§ **GOAL OF THE EXERCISE**: Where a line in the listing contains the string "close", copy that line out.

· · ·

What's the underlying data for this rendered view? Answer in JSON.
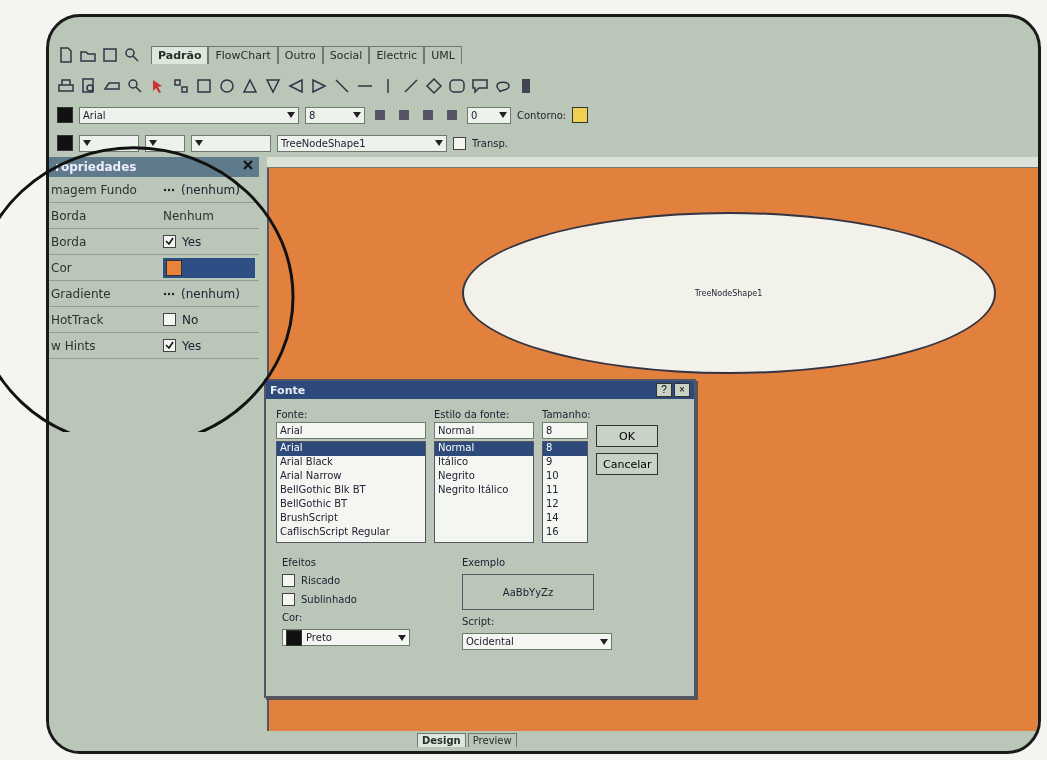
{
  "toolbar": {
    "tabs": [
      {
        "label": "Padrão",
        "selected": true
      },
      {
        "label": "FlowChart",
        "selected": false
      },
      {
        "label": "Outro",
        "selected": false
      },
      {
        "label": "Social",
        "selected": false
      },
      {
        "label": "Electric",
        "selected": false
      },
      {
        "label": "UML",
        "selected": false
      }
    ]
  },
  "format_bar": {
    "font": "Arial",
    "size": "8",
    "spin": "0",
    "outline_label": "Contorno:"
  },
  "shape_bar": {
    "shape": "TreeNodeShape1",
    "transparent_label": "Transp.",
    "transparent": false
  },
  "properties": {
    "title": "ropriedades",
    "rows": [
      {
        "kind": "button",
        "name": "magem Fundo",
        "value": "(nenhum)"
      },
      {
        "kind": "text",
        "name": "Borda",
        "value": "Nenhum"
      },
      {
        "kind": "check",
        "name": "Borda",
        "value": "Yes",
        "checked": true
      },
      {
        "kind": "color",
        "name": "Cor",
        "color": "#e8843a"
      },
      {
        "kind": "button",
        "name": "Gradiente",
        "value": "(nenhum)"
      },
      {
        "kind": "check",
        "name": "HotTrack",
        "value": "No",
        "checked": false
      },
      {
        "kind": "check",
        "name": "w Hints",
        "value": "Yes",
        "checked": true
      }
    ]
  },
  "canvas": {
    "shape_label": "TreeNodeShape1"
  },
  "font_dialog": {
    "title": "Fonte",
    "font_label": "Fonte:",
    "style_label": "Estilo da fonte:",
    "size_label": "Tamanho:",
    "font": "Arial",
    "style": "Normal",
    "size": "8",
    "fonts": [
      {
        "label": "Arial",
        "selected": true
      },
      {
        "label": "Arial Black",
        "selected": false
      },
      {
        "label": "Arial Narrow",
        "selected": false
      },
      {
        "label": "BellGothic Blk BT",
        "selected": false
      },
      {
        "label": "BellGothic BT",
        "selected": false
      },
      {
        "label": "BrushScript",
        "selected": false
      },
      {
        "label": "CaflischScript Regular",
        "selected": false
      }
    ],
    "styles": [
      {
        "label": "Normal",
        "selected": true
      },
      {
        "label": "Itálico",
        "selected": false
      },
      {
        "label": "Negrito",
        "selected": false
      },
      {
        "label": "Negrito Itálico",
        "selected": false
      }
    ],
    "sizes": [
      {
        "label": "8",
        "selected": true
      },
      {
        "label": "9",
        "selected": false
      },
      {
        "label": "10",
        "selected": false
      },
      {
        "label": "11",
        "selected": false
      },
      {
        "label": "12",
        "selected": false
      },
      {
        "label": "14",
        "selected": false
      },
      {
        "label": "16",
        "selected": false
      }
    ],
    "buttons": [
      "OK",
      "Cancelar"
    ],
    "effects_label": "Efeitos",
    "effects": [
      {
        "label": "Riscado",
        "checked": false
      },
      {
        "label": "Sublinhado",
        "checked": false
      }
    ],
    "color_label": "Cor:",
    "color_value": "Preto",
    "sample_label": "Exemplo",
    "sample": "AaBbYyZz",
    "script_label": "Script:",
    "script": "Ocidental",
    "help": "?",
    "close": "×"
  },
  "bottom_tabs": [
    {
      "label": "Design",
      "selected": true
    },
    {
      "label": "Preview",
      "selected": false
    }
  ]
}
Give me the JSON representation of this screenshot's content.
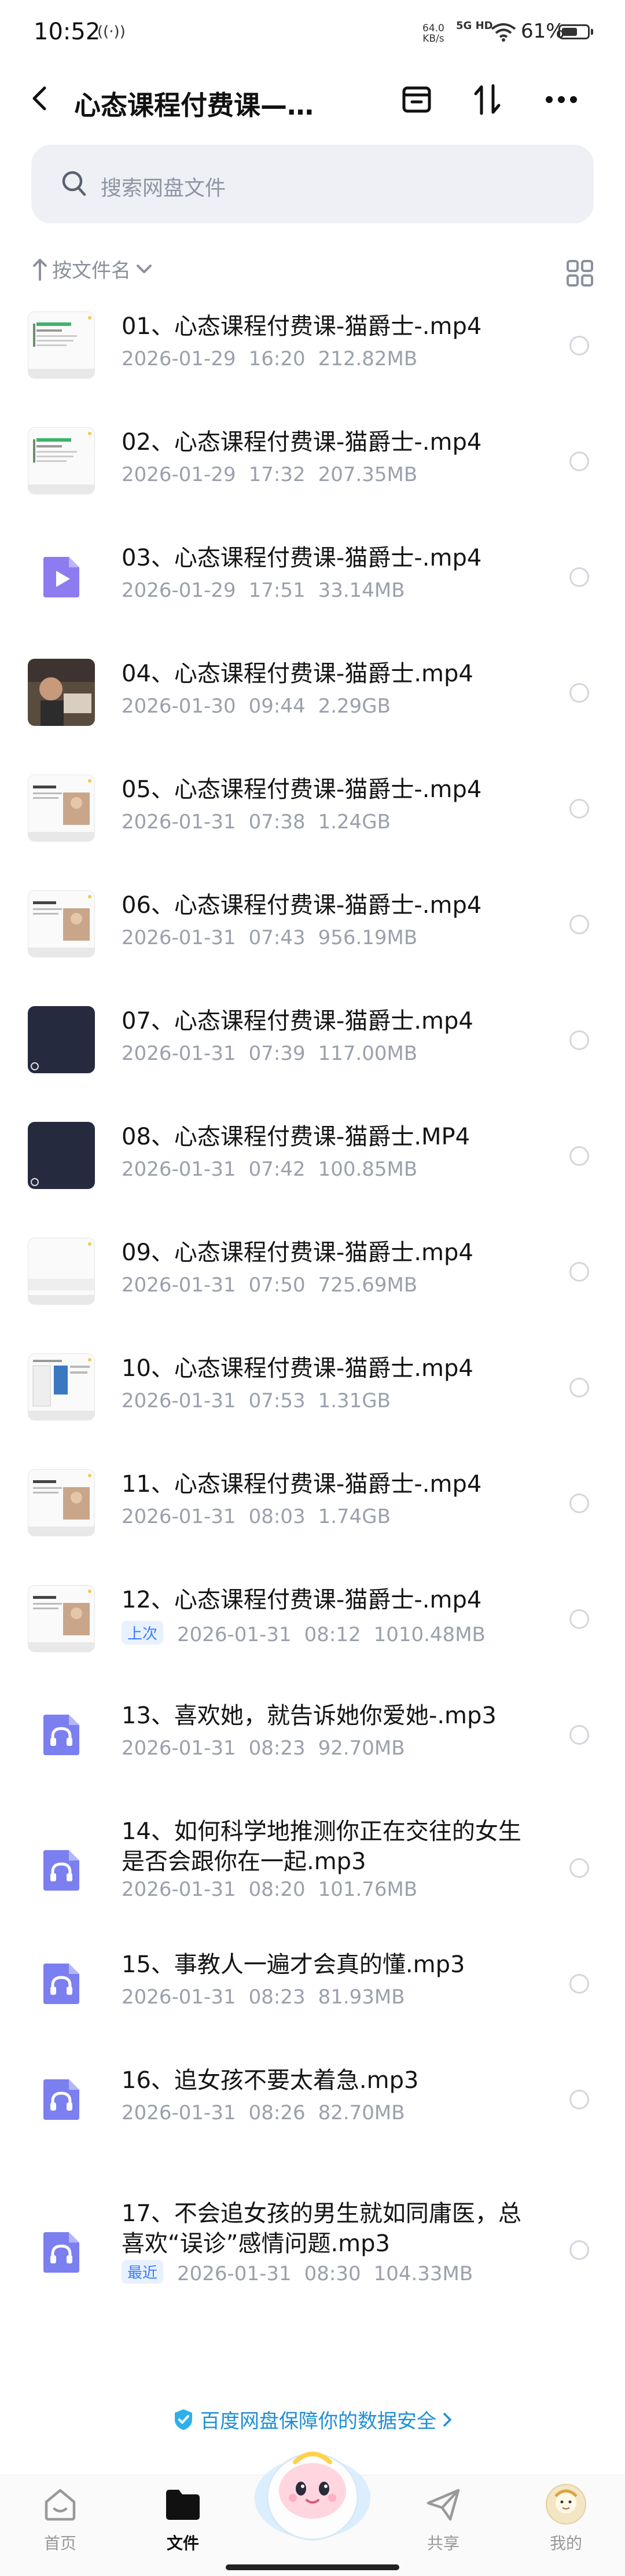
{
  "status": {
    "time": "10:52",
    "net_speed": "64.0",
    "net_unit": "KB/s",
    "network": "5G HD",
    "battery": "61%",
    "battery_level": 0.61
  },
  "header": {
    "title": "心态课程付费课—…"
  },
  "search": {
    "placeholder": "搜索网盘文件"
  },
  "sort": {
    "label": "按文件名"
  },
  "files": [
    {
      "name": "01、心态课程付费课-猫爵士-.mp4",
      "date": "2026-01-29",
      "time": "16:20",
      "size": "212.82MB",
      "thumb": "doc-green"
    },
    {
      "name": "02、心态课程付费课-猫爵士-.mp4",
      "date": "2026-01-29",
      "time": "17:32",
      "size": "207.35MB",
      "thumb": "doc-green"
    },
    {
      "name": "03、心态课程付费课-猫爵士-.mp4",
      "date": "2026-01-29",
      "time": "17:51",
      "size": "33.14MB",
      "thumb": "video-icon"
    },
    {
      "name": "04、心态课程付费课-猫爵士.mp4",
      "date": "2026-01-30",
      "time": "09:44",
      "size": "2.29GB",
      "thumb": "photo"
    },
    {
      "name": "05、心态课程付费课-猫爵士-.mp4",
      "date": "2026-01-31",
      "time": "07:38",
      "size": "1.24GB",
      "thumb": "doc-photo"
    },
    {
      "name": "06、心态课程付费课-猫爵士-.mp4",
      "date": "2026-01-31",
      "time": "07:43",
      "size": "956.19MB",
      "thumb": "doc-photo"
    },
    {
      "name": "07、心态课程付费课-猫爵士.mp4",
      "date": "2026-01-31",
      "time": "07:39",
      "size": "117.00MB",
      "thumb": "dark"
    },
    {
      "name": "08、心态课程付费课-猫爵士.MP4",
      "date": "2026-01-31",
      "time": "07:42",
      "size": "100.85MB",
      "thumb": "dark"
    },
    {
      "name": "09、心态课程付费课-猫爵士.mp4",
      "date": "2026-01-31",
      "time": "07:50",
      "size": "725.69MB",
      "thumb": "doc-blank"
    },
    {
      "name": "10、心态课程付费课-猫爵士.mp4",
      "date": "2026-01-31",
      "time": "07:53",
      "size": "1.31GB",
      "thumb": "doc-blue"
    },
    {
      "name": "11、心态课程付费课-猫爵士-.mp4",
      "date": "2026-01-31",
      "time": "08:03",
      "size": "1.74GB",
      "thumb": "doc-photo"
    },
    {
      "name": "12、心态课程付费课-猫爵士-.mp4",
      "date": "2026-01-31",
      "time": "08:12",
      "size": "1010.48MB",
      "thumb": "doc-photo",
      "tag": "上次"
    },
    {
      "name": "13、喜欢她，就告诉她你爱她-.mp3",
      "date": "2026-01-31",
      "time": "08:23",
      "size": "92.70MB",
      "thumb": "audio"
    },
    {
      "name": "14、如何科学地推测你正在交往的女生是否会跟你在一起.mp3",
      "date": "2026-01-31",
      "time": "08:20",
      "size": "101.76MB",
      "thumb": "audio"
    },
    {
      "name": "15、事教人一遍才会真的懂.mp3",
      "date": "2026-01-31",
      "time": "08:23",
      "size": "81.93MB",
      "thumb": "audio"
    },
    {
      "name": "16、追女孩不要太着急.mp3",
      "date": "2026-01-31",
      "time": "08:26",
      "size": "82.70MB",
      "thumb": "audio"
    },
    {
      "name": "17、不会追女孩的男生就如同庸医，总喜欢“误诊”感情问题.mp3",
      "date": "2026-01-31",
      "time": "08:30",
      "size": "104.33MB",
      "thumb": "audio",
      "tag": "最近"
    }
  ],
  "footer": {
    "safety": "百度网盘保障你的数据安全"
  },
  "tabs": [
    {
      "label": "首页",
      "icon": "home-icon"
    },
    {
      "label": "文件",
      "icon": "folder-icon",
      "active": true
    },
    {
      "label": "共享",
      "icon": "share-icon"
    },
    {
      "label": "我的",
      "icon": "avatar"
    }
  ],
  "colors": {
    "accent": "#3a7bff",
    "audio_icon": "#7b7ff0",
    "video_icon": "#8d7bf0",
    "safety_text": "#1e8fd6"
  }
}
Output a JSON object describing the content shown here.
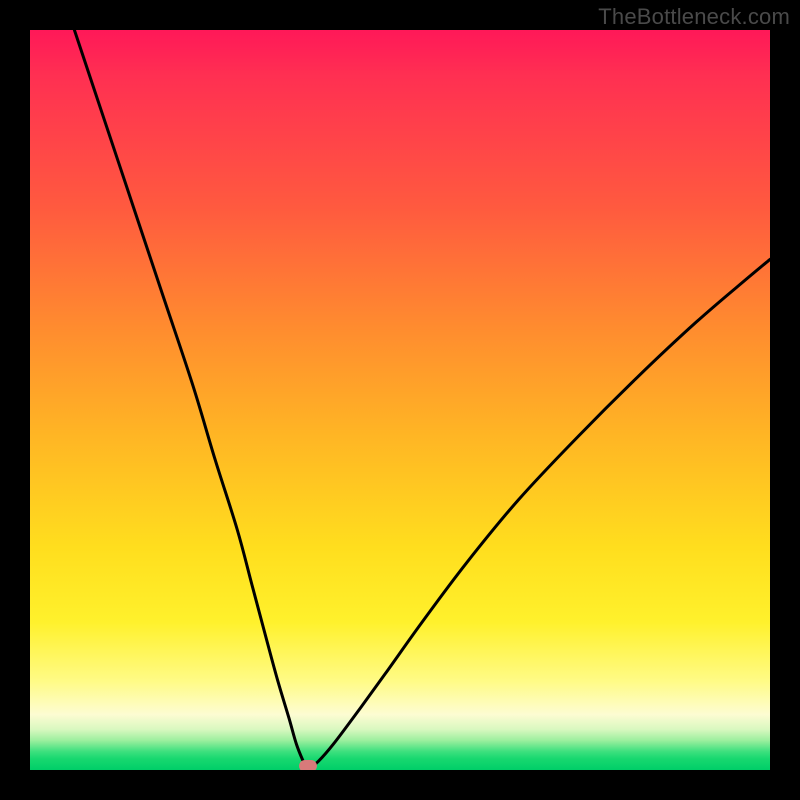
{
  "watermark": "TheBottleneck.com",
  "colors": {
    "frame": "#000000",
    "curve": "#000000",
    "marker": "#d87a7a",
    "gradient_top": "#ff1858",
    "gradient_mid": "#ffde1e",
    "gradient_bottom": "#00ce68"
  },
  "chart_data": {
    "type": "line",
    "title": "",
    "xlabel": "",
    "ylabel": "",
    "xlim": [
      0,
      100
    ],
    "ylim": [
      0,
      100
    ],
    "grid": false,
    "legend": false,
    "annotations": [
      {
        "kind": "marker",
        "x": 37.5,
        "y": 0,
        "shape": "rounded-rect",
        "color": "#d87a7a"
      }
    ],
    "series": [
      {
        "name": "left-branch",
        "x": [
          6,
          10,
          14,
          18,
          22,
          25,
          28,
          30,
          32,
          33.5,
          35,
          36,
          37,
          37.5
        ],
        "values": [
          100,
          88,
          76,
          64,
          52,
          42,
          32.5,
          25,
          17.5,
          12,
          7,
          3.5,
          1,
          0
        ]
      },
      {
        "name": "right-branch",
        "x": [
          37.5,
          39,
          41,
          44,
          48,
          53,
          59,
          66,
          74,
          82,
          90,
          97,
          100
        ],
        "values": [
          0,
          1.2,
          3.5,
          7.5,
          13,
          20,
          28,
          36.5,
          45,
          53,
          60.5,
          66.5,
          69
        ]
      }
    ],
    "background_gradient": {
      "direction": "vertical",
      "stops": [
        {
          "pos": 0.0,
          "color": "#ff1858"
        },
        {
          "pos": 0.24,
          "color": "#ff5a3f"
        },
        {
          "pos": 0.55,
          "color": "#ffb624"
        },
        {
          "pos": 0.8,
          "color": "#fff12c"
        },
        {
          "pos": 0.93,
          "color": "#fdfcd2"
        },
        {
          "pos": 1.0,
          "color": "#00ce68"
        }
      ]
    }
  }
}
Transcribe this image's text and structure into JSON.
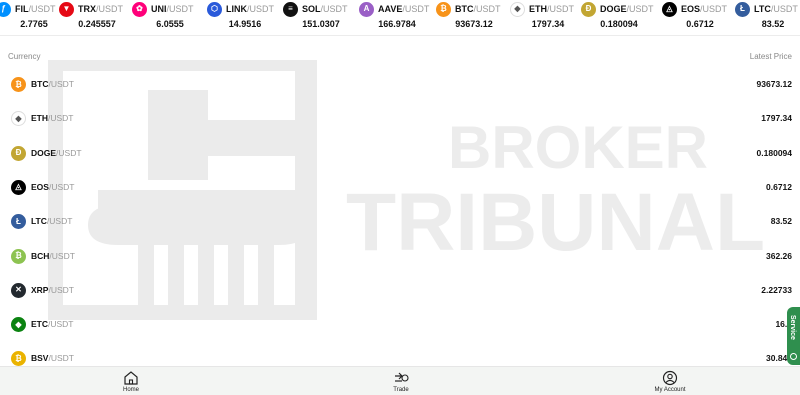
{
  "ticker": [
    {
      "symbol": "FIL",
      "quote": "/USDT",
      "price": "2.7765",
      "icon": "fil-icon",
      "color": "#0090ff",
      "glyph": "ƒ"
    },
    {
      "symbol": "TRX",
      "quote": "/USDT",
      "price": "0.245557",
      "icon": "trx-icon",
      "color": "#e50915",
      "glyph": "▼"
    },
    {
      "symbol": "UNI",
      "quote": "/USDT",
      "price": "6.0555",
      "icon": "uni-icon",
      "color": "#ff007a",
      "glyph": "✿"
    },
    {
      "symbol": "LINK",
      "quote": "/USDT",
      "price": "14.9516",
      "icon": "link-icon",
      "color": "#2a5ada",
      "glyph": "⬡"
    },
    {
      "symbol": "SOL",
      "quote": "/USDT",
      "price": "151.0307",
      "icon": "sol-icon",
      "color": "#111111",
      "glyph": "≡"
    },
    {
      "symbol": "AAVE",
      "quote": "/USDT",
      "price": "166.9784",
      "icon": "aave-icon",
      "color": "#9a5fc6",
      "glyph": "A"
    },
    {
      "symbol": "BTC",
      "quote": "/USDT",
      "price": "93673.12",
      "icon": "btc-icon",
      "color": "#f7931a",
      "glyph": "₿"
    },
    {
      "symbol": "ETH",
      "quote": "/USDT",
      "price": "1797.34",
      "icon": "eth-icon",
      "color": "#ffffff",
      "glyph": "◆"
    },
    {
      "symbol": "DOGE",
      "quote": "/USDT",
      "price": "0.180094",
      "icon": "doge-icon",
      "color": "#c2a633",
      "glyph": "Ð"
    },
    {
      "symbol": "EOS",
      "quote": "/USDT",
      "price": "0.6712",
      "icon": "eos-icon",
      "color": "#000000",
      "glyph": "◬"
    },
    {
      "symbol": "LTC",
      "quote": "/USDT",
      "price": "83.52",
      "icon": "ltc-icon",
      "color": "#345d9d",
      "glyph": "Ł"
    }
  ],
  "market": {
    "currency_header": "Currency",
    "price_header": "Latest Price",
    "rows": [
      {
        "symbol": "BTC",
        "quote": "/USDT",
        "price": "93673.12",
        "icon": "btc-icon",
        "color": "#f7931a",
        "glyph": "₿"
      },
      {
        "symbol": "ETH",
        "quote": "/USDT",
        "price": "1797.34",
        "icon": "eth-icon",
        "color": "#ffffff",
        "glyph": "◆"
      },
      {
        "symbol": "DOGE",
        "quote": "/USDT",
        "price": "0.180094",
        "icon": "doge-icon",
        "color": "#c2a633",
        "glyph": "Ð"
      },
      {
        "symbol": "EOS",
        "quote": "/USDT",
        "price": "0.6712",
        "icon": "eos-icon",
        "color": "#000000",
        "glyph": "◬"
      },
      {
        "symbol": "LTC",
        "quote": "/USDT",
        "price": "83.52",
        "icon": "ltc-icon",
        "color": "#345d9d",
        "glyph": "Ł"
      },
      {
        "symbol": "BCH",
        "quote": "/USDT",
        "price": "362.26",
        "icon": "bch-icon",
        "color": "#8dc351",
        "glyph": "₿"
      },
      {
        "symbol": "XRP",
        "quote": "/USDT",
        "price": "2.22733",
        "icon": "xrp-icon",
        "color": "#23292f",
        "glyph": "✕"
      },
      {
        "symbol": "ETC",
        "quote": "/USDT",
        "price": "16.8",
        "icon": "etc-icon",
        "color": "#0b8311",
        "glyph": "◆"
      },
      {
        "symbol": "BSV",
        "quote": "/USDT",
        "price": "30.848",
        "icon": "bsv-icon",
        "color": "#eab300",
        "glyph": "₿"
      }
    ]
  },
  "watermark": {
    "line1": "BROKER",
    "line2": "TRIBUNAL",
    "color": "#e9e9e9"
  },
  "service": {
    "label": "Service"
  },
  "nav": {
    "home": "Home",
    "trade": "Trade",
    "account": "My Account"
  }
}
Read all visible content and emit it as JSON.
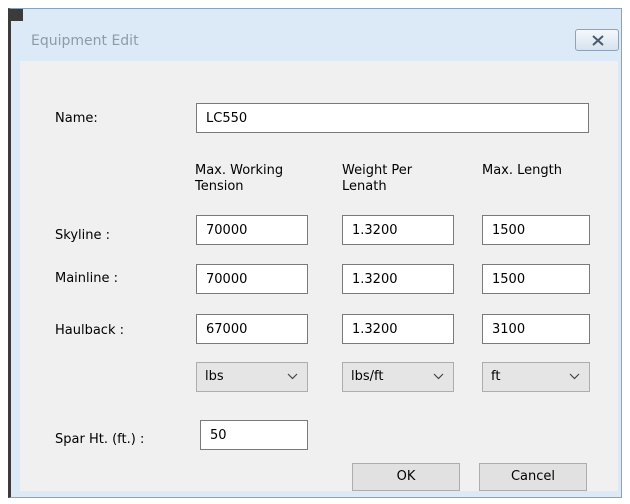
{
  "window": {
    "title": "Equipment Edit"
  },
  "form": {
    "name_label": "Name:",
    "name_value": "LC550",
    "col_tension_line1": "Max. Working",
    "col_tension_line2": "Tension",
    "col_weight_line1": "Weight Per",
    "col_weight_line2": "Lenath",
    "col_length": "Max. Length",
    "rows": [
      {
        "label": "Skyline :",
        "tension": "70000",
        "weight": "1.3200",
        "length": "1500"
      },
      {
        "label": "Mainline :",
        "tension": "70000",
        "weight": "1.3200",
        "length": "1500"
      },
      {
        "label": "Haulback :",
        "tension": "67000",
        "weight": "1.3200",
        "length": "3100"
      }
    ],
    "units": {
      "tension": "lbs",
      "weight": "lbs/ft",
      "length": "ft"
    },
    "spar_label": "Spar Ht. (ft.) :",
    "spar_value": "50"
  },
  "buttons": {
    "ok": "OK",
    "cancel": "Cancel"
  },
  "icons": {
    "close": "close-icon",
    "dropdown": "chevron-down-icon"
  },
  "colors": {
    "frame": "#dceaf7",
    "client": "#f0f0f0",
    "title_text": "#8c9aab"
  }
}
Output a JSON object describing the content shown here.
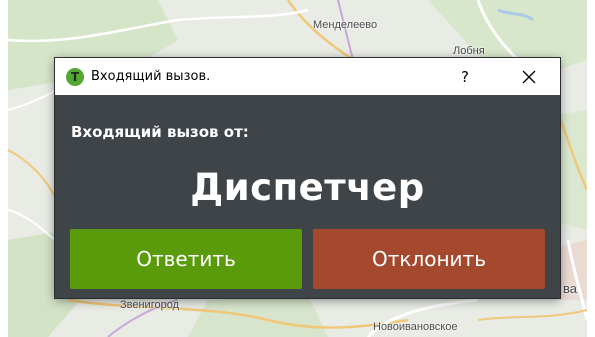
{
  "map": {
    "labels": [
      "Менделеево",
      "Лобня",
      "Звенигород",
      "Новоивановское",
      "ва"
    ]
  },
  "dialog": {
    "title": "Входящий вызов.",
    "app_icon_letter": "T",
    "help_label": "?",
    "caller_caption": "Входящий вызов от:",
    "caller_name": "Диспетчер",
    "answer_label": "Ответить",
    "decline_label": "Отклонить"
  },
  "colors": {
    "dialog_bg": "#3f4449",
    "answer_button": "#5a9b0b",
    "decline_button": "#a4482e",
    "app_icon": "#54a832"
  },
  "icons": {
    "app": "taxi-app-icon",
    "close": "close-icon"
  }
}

· · ·

§ **RIGHT ANSWER**:
    "close": "×"
    "close": "close-icon",
    "close": "close-icon"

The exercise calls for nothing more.